> **Records provided**
———
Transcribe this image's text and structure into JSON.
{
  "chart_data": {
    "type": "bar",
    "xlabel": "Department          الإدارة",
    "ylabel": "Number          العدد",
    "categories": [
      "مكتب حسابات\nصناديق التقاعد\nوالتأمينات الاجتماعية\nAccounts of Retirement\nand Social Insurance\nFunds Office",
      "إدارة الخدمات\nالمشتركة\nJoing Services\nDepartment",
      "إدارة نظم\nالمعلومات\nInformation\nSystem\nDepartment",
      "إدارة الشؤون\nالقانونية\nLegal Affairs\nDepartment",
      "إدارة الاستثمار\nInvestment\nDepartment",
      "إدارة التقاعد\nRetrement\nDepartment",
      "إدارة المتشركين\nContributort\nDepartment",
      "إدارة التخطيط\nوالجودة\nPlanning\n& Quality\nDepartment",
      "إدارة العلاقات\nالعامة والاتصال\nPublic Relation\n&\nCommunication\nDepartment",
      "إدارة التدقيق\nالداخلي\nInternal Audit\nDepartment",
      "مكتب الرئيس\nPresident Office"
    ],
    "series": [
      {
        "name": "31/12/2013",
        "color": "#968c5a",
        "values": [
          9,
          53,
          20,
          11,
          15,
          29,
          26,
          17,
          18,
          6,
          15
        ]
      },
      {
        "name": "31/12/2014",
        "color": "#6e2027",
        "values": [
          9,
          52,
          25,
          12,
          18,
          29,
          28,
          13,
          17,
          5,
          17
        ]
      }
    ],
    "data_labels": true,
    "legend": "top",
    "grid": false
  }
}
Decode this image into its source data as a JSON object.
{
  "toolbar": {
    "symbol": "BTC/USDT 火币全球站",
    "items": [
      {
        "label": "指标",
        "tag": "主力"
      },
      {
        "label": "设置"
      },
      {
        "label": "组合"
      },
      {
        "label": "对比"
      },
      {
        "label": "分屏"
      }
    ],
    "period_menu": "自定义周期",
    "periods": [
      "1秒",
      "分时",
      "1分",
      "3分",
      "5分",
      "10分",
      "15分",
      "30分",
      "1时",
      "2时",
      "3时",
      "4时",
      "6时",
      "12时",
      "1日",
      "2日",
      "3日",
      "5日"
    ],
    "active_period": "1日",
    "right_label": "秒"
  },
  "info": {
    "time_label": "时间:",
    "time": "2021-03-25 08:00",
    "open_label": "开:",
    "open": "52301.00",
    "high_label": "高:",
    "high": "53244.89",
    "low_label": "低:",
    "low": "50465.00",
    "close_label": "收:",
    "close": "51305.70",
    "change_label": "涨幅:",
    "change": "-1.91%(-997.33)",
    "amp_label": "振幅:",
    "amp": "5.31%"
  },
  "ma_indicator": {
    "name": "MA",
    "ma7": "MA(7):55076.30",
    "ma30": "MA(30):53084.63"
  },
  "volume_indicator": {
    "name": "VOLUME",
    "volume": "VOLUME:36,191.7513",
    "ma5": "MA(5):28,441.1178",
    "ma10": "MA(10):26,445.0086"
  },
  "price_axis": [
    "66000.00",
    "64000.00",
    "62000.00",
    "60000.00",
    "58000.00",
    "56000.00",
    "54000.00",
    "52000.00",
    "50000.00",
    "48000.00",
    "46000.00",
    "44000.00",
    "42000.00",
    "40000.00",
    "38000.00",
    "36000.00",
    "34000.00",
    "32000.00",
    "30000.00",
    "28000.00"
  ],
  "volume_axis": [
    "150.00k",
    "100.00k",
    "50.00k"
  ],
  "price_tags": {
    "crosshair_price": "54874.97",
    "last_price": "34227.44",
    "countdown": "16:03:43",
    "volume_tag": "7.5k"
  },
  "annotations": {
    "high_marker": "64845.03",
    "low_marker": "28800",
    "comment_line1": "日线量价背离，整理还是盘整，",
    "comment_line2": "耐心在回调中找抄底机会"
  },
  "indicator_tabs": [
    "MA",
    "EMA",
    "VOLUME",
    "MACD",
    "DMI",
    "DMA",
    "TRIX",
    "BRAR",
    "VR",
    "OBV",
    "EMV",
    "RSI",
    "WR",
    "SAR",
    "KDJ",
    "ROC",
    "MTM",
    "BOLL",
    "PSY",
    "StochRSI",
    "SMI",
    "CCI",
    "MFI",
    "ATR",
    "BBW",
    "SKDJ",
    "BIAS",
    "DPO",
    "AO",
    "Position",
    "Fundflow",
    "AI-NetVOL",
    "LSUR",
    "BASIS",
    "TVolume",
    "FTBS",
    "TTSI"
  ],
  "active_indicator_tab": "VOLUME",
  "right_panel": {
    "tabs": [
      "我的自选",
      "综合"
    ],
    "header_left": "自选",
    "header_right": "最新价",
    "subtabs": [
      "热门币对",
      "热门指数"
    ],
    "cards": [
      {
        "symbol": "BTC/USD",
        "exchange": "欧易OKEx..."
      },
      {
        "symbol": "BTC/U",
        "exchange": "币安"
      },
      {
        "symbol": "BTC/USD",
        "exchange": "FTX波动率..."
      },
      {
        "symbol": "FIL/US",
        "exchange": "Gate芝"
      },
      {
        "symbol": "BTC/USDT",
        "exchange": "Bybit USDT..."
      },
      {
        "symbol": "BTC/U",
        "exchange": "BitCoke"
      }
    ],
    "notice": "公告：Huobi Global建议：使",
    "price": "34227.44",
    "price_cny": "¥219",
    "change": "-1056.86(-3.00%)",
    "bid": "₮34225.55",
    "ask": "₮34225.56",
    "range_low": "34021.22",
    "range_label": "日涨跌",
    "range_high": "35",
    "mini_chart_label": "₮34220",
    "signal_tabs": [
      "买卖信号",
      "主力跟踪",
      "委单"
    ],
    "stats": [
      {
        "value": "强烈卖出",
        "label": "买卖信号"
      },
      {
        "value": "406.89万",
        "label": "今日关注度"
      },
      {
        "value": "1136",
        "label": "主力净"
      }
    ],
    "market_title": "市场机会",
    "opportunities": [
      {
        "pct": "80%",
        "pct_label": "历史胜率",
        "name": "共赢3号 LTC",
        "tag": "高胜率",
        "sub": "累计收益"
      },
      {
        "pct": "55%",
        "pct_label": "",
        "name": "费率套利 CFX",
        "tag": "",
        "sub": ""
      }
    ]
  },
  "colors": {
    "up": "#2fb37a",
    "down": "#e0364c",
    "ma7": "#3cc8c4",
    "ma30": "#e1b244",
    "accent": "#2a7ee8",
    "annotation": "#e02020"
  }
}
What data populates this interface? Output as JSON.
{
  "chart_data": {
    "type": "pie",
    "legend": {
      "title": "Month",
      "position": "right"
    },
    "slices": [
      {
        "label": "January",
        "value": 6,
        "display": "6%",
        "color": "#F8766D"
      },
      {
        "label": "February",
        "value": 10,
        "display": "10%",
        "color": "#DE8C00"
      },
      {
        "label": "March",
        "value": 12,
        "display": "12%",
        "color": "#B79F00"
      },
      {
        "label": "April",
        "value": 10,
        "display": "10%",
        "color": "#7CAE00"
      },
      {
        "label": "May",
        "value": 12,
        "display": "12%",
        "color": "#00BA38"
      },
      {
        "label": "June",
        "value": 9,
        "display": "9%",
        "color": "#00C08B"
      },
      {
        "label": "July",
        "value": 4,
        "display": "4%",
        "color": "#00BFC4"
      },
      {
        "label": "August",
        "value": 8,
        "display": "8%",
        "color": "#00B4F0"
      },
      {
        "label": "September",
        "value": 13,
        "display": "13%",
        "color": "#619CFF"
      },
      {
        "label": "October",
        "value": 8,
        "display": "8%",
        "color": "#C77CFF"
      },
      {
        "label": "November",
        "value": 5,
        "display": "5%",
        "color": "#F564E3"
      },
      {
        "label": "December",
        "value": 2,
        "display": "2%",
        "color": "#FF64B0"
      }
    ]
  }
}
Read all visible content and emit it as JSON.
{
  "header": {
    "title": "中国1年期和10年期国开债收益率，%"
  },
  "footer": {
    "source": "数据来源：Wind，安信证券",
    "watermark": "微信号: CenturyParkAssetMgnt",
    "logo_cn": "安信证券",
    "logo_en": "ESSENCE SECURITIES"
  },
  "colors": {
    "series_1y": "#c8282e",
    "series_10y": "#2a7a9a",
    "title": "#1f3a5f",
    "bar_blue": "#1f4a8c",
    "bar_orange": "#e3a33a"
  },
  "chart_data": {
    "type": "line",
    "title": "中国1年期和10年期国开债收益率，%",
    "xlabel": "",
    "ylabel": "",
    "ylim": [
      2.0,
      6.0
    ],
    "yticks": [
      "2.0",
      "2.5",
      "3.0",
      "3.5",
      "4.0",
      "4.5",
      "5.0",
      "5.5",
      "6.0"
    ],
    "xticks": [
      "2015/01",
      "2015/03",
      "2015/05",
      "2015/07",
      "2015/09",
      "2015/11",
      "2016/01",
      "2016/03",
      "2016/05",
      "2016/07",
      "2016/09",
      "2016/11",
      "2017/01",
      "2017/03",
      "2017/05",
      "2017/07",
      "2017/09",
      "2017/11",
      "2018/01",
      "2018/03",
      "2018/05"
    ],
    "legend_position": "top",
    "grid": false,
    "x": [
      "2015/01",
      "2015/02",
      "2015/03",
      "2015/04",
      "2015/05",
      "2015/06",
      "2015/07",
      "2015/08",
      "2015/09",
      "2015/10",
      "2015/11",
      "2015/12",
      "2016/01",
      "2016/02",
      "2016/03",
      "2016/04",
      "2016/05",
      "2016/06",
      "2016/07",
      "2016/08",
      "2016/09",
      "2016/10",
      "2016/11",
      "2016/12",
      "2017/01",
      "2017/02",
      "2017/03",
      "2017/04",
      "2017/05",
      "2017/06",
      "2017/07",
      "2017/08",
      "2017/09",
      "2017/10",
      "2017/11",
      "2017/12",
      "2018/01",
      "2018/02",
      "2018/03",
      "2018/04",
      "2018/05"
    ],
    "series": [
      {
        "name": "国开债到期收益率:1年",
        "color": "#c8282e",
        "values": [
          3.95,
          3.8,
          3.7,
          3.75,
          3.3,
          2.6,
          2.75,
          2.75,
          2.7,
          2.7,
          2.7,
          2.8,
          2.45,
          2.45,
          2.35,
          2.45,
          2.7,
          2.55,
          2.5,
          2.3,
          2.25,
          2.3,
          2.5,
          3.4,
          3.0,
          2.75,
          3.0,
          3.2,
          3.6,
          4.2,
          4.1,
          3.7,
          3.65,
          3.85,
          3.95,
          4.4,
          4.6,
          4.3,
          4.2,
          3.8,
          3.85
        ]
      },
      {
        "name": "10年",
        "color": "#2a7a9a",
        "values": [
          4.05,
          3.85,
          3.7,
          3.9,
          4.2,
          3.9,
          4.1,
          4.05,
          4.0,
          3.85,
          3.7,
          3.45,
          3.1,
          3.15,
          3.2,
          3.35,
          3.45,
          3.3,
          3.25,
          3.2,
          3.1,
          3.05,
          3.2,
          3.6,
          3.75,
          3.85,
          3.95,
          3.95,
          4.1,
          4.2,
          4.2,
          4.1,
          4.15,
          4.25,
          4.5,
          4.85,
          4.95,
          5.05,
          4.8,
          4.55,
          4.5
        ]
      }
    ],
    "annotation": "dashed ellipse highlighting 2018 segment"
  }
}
———
> **Stated goal**
Show every line from the entries above in which the word "USDT" appears.

> **Reply**
    "symbol": "BTC/USDT 火币全球站",
        "symbol": "BTC/USDT",
        "exchange": "Bybit USDT..."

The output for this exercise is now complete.